§ **Given data**:
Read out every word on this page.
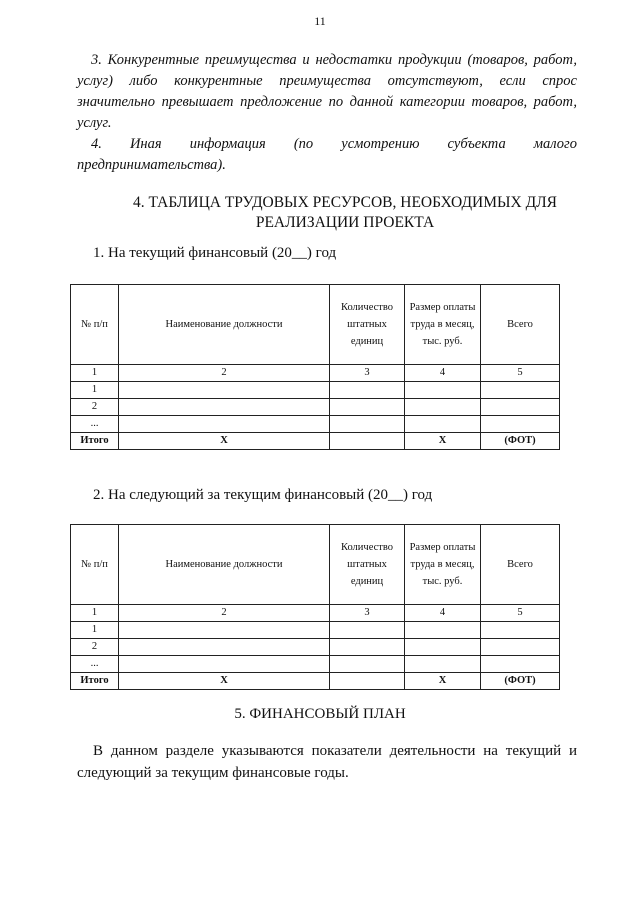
11

3. Конкурентные преимущества и недостатки продукции (товаров, работ, услуг) либо конкурентные преимущества отсутствуют, если спрос значительно превышает предложение по данной категории товаров, работ, услуг.

4. Иная информация (по усмотрению субъекта малого

предпринимательства).

4. ТАБЛИЦА ТРУДОВЫХ РЕСУРСОВ, НЕОБХОДИМЫХ ДЛЯ РЕАЛИЗАЦИИ ПРОЕКТА

1. На текущий финансовый (20__) год

№ п/п	Наименование должности	Количество штатных единиц	Размер оплаты труда в месяц, тыс. руб.	Всего
1	2	3	4	5
1				
2				
...				
Итого	Х		Х	(ФОТ)

2. На следующий за текущим финансовый (20__) год

№ п/п	Наименование должности	Количество штатных единиц	Размер оплаты труда в месяц, тыс. руб.	Всего
1	2	3	4	5
1				
2				
...				
Итого	Х		Х	(ФОТ)
5. ФИНАНСОВЫЙ ПЛАН

В данном разделе указываются показатели деятельности на текущий и следующий за текущим финансовые годы.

§ **Stated goal**: Print each line of the material above exactly, with the pictures removed from your copy.

§ **Correct result**:
Read out every word on this page.
11

3. Конкурентные преимущества и недостатки продукции (товаров, работ, услуг) либо конкурентные преимущества отсутствуют, если спрос значительно превышает предложение по данной категории товаров, работ, услуг.

4. Иная информация (по усмотрению субъекта малого

предпринимательства).

4. ТАБЛИЦА ТРУДОВЫХ РЕСУРСОВ, НЕОБХОДИМЫХ ДЛЯ РЕАЛИЗАЦИИ ПРОЕКТА

1. На текущий финансовый (20__) год

№ п/п	Наименование должности	Количество штатных единиц	Размер оплаты труда в месяц, тыс. руб.	Всего
1	2	3	4	5
1				
2				
...				
Итого	Х		Х	(ФОТ)

2. На следующий за текущим финансовый (20__) год

№ п/п	Наименование должности	Количество штатных единиц	Размер оплаты труда в месяц, тыс. руб.	Всего
1	2	3	4	5
1				
2				
...				
Итого	Х		Х	(ФОТ)
5. ФИНАНСОВЫЙ ПЛАН

В данном разделе указываются показатели деятельности на текущий и следующий за текущим финансовые годы.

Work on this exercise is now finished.